*Set problem*: Determine which lines contain the word "Fraction", then copy those lines.

*Information shown*:
## START
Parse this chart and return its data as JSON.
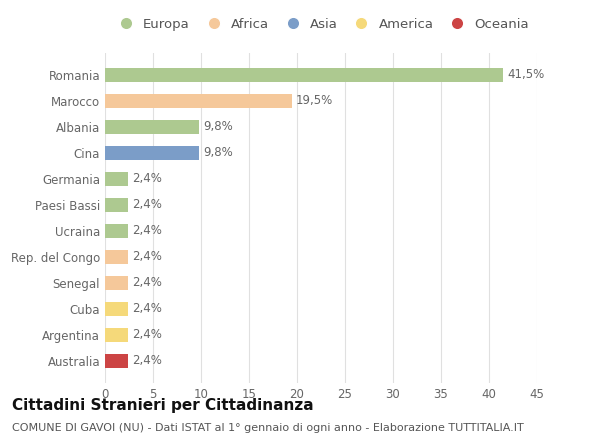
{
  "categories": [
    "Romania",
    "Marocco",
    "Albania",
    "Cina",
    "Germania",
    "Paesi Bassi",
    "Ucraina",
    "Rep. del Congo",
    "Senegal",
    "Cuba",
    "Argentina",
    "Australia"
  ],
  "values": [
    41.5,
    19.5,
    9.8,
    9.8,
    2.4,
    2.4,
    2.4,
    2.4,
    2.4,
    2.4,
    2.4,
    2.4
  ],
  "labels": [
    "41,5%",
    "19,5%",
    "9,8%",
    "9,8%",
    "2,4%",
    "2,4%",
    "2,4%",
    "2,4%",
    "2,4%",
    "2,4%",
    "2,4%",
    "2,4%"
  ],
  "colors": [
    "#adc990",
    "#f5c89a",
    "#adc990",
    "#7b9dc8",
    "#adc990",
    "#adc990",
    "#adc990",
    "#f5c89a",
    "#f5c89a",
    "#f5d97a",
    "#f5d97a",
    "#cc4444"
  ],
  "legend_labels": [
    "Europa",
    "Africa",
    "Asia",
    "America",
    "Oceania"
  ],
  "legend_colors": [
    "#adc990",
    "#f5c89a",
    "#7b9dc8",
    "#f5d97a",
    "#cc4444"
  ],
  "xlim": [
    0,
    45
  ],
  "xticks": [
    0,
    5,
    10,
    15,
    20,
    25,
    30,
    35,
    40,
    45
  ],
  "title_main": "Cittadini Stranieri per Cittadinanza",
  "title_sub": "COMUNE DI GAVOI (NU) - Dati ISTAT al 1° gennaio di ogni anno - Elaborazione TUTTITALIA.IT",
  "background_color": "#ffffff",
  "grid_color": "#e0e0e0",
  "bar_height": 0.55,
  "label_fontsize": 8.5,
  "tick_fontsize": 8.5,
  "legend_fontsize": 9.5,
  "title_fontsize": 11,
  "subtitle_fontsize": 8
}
## END
## START
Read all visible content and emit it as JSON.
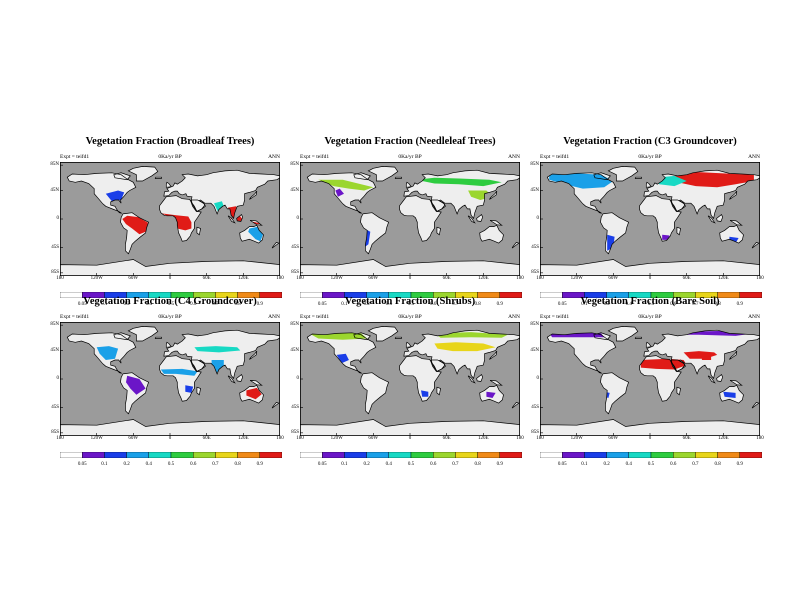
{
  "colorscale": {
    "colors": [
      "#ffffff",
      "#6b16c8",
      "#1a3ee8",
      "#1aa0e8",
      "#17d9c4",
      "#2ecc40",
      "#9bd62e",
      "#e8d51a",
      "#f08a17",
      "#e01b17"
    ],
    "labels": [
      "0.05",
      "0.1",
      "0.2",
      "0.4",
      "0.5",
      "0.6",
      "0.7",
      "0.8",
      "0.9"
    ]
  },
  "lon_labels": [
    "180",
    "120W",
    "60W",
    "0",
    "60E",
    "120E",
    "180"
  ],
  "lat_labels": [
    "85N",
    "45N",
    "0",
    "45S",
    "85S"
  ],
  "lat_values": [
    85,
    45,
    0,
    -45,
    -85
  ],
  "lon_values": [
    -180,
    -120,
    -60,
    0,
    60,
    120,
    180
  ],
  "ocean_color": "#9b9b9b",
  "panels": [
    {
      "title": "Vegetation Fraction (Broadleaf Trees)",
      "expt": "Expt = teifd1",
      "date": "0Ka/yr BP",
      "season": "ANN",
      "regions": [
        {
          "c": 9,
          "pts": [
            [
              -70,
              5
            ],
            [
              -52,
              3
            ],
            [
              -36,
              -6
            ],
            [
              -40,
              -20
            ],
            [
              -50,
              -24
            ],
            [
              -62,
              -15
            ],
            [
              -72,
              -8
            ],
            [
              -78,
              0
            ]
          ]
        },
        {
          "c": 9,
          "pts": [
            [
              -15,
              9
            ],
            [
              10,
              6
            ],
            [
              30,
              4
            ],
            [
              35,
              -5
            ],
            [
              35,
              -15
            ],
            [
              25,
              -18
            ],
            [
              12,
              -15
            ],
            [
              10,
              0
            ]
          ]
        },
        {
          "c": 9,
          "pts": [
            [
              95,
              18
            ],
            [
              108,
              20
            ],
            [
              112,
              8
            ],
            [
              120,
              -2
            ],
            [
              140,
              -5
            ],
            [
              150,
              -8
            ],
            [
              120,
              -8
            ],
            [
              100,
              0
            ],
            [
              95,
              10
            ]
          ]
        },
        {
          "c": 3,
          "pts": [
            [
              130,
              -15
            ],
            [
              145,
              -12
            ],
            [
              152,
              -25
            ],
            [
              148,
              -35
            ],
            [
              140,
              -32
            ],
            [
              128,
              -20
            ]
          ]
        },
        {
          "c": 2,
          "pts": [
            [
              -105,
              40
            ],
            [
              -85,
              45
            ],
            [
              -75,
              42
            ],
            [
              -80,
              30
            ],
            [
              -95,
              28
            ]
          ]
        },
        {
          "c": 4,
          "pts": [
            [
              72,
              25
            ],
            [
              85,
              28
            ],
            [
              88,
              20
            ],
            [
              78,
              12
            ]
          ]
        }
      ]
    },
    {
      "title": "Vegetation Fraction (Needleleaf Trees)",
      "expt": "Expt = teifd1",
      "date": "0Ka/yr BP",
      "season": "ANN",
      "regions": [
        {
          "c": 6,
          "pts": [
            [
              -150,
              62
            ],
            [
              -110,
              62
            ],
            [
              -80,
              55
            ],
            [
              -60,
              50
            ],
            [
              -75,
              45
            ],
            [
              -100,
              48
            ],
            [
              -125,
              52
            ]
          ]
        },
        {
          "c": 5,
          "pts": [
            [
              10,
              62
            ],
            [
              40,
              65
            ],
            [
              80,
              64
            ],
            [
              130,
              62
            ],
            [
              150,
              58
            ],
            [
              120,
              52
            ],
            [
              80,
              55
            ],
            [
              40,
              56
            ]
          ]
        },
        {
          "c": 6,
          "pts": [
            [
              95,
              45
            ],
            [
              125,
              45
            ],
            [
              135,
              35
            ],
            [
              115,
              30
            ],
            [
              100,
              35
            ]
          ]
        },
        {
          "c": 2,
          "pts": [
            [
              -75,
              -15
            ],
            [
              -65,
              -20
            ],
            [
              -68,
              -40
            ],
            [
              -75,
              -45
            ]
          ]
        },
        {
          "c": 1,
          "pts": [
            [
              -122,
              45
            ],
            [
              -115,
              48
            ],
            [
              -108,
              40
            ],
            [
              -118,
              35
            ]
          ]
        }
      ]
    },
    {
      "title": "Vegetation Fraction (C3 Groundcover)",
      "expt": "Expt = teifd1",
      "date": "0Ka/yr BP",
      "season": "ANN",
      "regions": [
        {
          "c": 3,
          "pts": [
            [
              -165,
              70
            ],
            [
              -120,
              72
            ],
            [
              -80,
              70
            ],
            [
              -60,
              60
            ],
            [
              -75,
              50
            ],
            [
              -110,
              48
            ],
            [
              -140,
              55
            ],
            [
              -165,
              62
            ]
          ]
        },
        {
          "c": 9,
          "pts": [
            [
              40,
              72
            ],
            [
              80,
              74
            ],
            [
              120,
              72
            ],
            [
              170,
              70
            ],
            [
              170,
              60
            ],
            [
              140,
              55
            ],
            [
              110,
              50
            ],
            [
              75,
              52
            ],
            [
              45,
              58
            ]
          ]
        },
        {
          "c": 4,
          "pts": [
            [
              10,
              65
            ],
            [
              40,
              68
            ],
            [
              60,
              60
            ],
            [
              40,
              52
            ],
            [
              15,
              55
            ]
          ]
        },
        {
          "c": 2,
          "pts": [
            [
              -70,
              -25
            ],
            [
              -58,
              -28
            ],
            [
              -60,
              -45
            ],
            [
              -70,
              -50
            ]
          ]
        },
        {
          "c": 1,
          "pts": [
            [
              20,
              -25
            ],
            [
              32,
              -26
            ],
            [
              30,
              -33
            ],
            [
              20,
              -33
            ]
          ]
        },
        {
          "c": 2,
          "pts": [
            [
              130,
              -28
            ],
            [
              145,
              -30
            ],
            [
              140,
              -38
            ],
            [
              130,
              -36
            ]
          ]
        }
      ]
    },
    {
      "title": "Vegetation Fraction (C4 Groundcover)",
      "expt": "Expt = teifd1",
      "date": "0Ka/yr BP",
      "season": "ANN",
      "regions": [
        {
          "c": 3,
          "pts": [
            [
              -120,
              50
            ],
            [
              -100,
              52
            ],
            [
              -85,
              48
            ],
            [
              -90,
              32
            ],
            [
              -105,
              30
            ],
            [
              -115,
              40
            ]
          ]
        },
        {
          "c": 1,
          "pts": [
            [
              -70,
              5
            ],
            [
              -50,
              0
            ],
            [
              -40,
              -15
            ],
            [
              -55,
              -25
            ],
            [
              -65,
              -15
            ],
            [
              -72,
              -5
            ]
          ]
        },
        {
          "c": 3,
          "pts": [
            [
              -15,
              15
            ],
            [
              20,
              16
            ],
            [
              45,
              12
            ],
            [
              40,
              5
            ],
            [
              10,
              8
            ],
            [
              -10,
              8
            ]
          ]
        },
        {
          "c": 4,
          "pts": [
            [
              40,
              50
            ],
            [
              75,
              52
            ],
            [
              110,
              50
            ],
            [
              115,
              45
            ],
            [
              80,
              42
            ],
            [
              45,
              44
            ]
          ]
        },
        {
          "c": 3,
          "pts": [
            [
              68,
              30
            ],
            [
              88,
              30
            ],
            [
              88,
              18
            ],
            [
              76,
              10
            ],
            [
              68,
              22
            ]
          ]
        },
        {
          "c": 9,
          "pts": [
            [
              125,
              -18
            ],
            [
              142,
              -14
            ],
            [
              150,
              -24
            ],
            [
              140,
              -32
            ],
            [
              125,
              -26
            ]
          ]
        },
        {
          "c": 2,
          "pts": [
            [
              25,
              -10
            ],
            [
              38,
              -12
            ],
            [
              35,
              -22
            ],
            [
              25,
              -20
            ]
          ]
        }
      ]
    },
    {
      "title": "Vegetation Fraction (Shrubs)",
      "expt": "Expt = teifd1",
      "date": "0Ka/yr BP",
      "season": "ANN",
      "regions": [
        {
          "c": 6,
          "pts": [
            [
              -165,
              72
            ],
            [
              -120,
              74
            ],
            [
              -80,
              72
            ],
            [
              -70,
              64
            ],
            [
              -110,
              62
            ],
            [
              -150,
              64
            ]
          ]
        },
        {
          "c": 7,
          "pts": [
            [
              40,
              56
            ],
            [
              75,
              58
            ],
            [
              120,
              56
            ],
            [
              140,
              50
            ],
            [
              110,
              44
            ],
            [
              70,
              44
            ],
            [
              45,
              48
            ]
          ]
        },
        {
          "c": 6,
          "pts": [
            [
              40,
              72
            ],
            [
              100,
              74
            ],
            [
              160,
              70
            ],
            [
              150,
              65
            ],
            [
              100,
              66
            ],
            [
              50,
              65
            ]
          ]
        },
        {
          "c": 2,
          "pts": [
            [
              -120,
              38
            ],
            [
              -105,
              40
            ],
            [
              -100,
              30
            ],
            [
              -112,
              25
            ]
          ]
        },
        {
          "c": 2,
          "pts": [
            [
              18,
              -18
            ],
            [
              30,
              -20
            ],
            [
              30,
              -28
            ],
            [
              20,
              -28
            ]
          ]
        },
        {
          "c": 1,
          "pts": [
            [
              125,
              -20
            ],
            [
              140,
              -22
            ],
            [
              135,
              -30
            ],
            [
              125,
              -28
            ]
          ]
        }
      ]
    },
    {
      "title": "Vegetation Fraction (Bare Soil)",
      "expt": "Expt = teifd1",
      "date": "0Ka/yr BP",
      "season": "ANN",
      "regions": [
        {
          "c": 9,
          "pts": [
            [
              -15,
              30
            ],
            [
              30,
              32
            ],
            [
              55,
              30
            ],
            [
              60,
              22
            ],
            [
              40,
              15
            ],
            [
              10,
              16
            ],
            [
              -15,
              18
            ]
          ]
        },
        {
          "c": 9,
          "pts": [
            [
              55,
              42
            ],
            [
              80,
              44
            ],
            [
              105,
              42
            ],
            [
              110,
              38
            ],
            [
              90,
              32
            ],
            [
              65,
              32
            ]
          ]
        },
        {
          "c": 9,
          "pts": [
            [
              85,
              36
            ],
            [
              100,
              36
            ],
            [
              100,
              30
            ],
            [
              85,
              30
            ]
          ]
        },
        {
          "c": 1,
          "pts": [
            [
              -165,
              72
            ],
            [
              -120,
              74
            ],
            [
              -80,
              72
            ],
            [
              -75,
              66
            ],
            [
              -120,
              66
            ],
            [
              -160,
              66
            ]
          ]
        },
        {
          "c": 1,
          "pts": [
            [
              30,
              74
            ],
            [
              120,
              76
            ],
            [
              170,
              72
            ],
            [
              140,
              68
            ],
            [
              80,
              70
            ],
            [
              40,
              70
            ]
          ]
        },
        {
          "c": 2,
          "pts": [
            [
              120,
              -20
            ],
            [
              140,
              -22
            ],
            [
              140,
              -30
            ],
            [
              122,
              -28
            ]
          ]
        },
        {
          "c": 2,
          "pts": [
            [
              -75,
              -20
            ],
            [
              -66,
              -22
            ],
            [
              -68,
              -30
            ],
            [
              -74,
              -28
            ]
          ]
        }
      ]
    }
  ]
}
## END
*The result*:
      "title": "Vegetation Fraction (Broadleaf Trees)",
      "title": "Vegetation Fraction (Needleleaf Trees)",
      "title": "Vegetation Fraction (C3 Groundcover)",
      "title": "Vegetation Fraction (C4 Groundcover)",
      "title": "Vegetation Fraction (Shrubs)",
      "title": "Vegetation Fraction (Bare Soil)",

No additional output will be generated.